Problem to solve:
Copy whichever lines contain the string "avoir".

Provided information:
◆ ◆ ◆
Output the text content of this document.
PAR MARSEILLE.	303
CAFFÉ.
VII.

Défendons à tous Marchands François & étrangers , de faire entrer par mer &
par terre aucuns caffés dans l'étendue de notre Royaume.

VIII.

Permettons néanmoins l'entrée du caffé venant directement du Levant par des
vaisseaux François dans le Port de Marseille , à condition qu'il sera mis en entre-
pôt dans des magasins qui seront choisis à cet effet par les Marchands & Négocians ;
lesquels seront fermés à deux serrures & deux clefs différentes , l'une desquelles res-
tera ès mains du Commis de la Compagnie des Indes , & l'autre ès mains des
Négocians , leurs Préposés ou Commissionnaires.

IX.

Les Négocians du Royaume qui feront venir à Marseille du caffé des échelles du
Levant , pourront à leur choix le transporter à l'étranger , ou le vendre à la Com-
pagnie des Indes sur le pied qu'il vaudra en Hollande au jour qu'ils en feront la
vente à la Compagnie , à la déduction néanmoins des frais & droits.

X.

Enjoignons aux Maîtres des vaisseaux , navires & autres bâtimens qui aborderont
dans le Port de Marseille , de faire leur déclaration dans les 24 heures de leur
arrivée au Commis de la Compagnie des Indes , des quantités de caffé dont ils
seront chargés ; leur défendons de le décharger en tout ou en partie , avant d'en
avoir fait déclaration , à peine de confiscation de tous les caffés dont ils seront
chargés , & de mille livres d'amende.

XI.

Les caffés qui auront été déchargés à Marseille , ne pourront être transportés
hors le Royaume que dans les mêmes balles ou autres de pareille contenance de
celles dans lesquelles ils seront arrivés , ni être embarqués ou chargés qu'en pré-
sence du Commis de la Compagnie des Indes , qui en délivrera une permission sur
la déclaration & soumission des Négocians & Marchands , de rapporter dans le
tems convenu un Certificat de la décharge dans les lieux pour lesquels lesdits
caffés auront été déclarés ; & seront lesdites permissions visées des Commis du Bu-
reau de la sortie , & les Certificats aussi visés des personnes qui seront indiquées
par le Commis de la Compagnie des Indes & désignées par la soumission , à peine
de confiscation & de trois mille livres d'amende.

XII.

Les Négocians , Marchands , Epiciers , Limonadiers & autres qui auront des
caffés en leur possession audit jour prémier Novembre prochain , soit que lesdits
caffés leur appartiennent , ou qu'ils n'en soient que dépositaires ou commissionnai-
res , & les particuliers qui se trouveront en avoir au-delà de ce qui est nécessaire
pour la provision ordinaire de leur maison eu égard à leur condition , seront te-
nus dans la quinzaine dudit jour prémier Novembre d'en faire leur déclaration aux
◆ ◆ ◆
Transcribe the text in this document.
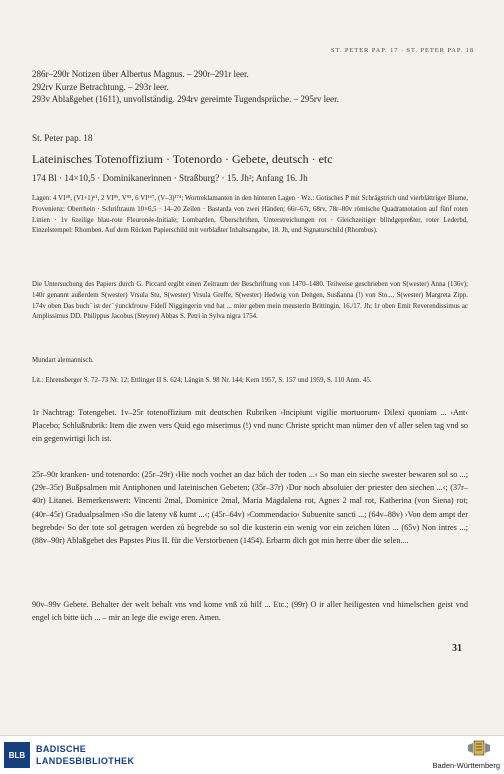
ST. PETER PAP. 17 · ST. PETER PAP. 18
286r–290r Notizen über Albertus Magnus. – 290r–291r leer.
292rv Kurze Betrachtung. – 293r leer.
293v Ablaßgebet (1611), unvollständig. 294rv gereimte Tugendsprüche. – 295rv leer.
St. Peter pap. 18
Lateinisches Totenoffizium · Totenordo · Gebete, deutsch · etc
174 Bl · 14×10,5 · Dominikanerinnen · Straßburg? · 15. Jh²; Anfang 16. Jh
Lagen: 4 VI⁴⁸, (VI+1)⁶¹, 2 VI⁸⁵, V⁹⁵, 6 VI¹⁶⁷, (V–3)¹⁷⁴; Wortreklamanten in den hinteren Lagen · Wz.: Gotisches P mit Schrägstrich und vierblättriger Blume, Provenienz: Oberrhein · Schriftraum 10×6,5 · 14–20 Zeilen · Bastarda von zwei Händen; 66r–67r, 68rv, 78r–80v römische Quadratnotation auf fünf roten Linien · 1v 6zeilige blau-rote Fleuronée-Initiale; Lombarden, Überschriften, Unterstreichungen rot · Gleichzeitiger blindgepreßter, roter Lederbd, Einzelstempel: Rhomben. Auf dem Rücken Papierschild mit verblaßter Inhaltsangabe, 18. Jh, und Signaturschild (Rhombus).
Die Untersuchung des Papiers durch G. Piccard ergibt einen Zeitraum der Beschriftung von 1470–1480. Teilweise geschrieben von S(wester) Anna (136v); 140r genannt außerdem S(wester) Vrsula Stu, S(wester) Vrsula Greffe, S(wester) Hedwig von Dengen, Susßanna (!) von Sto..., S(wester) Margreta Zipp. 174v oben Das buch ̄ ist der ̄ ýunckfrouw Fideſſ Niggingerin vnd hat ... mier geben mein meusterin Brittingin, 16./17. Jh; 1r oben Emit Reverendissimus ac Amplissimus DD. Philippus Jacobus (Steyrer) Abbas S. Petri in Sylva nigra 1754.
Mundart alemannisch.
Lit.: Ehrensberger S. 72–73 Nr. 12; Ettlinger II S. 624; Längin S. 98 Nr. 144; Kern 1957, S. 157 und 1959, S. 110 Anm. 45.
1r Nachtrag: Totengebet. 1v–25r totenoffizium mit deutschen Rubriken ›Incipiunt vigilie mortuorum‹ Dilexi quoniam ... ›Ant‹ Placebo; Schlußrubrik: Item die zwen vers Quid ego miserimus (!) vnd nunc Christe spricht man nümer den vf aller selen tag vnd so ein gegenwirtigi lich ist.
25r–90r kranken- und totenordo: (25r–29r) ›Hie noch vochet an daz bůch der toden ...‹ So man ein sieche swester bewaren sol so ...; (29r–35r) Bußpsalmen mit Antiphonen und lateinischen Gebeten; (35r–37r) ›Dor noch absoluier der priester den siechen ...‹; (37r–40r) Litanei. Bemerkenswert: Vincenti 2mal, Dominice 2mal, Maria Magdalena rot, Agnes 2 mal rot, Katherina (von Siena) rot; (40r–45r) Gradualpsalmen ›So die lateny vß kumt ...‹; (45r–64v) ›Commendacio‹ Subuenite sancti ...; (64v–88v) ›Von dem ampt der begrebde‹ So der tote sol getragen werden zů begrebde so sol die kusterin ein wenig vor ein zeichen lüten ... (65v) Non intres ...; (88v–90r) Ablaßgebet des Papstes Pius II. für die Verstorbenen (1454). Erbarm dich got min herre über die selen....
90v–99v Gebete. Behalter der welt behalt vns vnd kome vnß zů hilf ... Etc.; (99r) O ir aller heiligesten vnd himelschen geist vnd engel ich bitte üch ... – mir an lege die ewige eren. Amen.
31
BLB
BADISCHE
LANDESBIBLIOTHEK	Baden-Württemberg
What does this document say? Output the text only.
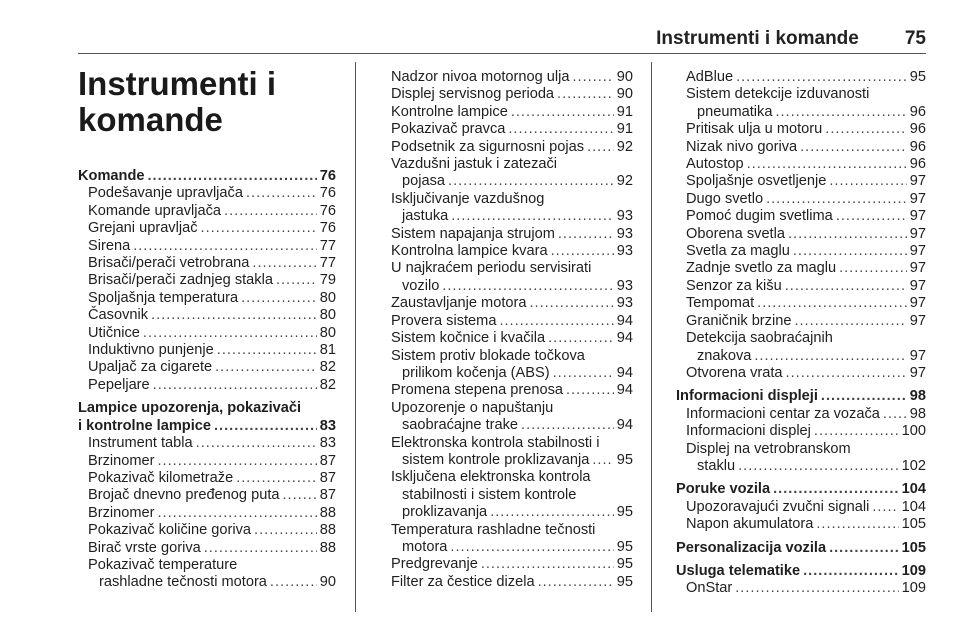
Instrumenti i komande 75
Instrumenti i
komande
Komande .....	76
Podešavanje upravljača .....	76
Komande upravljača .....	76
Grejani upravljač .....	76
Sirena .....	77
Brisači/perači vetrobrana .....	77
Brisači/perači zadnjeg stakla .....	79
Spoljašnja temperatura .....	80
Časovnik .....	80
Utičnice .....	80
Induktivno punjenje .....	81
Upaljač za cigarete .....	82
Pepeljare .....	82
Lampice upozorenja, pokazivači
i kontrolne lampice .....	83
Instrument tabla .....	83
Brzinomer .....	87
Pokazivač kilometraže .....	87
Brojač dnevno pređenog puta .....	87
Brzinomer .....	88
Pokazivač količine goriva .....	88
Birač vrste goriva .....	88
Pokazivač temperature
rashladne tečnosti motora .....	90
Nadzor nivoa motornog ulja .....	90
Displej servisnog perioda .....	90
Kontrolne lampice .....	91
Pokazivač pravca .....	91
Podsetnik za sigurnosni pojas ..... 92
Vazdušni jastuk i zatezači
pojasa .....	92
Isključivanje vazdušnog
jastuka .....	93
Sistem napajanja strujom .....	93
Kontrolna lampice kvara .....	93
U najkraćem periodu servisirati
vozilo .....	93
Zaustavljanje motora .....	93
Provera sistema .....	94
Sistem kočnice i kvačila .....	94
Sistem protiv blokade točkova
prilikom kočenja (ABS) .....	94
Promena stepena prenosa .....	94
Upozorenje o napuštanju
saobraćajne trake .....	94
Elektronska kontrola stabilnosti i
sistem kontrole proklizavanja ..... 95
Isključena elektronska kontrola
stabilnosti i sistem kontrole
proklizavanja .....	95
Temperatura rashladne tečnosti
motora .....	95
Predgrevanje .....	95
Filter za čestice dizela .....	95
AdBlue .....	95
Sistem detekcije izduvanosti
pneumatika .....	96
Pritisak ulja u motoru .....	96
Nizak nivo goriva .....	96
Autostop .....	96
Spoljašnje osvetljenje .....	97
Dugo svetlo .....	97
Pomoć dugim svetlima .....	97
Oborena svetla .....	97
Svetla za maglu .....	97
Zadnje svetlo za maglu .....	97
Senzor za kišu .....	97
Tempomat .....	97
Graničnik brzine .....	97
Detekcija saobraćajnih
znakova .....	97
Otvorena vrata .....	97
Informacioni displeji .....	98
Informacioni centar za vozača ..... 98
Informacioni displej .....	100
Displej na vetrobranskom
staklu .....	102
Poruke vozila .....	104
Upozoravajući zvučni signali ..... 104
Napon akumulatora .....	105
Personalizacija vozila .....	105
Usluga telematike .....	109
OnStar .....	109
◆ ◆ ◆
Answer to the task:
avoir fait déclaration , à peine de confiscation de tous les caffés dont ils seront
res , & les particuliers qui se trouveront en avoir au-delà de ce qui est nécessaire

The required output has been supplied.